All the data should come back exactly as it was given.

-- start Data shown --

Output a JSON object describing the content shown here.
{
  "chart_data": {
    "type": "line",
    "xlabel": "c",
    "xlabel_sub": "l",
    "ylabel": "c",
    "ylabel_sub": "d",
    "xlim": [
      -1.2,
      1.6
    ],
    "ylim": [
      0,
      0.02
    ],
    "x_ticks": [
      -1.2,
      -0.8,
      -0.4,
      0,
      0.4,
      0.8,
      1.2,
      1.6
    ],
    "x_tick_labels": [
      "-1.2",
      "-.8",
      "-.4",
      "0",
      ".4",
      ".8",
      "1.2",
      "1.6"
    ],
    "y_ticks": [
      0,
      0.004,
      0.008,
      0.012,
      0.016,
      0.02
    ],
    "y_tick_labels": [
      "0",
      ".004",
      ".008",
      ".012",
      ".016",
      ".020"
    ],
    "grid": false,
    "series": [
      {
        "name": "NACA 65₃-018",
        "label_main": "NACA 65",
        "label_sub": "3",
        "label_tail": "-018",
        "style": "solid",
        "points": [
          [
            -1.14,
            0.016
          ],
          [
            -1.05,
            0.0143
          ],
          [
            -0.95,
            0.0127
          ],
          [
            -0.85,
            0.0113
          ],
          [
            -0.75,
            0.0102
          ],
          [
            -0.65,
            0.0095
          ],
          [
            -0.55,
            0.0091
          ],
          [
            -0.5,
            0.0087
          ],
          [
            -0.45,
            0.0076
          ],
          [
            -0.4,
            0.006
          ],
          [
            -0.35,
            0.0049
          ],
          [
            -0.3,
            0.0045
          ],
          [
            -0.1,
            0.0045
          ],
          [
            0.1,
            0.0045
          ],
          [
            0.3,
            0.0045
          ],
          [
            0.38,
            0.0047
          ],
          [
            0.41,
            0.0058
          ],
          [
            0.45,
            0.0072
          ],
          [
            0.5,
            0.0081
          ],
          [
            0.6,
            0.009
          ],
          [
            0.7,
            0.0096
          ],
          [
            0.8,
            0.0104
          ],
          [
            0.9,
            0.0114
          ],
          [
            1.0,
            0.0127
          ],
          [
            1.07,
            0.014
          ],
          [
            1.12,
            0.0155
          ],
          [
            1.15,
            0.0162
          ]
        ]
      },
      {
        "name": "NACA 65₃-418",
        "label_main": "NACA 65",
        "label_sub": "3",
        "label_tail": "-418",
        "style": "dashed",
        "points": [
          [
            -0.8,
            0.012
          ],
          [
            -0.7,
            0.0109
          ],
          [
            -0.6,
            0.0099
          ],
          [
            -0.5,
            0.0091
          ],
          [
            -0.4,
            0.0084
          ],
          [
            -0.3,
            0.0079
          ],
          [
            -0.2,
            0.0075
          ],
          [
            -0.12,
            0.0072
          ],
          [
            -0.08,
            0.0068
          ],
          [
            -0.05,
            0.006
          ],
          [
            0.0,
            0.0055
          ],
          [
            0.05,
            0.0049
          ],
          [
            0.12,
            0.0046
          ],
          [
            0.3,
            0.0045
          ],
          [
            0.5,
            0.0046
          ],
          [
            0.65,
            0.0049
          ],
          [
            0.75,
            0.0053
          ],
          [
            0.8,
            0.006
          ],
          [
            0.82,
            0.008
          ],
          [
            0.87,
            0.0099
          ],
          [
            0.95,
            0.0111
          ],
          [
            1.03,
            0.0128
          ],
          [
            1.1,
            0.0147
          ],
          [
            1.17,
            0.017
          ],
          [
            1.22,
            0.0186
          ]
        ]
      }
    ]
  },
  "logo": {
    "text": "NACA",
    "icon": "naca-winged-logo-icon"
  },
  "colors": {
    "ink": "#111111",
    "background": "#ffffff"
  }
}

-- end Data shown --

The solution ::
Output a JSON object describing the content shown here.
{
  "chart_data": {
    "type": "line",
    "xlabel": "c",
    "xlabel_sub": "l",
    "ylabel": "c",
    "ylabel_sub": "d",
    "xlim": [
      -1.2,
      1.6
    ],
    "ylim": [
      0,
      0.02
    ],
    "x_ticks": [
      -1.2,
      -0.8,
      -0.4,
      0,
      0.4,
      0.8,
      1.2,
      1.6
    ],
    "x_tick_labels": [
      "-1.2",
      "-.8",
      "-.4",
      "0",
      ".4",
      ".8",
      "1.2",
      "1.6"
    ],
    "y_ticks": [
      0,
      0.004,
      0.008,
      0.012,
      0.016,
      0.02
    ],
    "y_tick_labels": [
      "0",
      ".004",
      ".008",
      ".012",
      ".016",
      ".020"
    ],
    "grid": false,
    "series": [
      {
        "name": "NACA 65₃-018",
        "label_main": "NACA 65",
        "label_sub": "3",
        "label_tail": "-018",
        "style": "solid",
        "points": [
          [
            -1.14,
            0.016
          ],
          [
            -1.05,
            0.0143
          ],
          [
            -0.95,
            0.0127
          ],
          [
            -0.85,
            0.0113
          ],
          [
            -0.75,
            0.0102
          ],
          [
            -0.65,
            0.0095
          ],
          [
            -0.55,
            0.0091
          ],
          [
            -0.5,
            0.0087
          ],
          [
            -0.45,
            0.0076
          ],
          [
            -0.4,
            0.006
          ],
          [
            -0.35,
            0.0049
          ],
          [
            -0.3,
            0.0045
          ],
          [
            -0.1,
            0.0045
          ],
          [
            0.1,
            0.0045
          ],
          [
            0.3,
            0.0045
          ],
          [
            0.38,
            0.0047
          ],
          [
            0.41,
            0.0058
          ],
          [
            0.45,
            0.0072
          ],
          [
            0.5,
            0.0081
          ],
          [
            0.6,
            0.009
          ],
          [
            0.7,
            0.0096
          ],
          [
            0.8,
            0.0104
          ],
          [
            0.9,
            0.0114
          ],
          [
            1.0,
            0.0127
          ],
          [
            1.07,
            0.014
          ],
          [
            1.12,
            0.0155
          ],
          [
            1.15,
            0.0162
          ]
        ]
      },
      {
        "name": "NACA 65₃-418",
        "label_main": "NACA 65",
        "label_sub": "3",
        "label_tail": "-418",
        "style": "dashed",
        "points": [
          [
            -0.8,
            0.012
          ],
          [
            -0.7,
            0.0109
          ],
          [
            -0.6,
            0.0099
          ],
          [
            -0.5,
            0.0091
          ],
          [
            -0.4,
            0.0084
          ],
          [
            -0.3,
            0.0079
          ],
          [
            -0.2,
            0.0075
          ],
          [
            -0.12,
            0.0072
          ],
          [
            -0.08,
            0.0068
          ],
          [
            -0.05,
            0.006
          ],
          [
            0.0,
            0.0055
          ],
          [
            0.05,
            0.0049
          ],
          [
            0.12,
            0.0046
          ],
          [
            0.3,
            0.0045
          ],
          [
            0.5,
            0.0046
          ],
          [
            0.65,
            0.0049
          ],
          [
            0.75,
            0.0053
          ],
          [
            0.8,
            0.006
          ],
          [
            0.82,
            0.008
          ],
          [
            0.87,
            0.0099
          ],
          [
            0.95,
            0.0111
          ],
          [
            1.03,
            0.0128
          ],
          [
            1.1,
            0.0147
          ],
          [
            1.17,
            0.017
          ],
          [
            1.22,
            0.0186
          ]
        ]
      }
    ]
  },
  "logo": {
    "text": "NACA",
    "icon": "naca-winged-logo-icon"
  },
  "colors": {
    "ink": "#111111",
    "background": "#ffffff"
  }
}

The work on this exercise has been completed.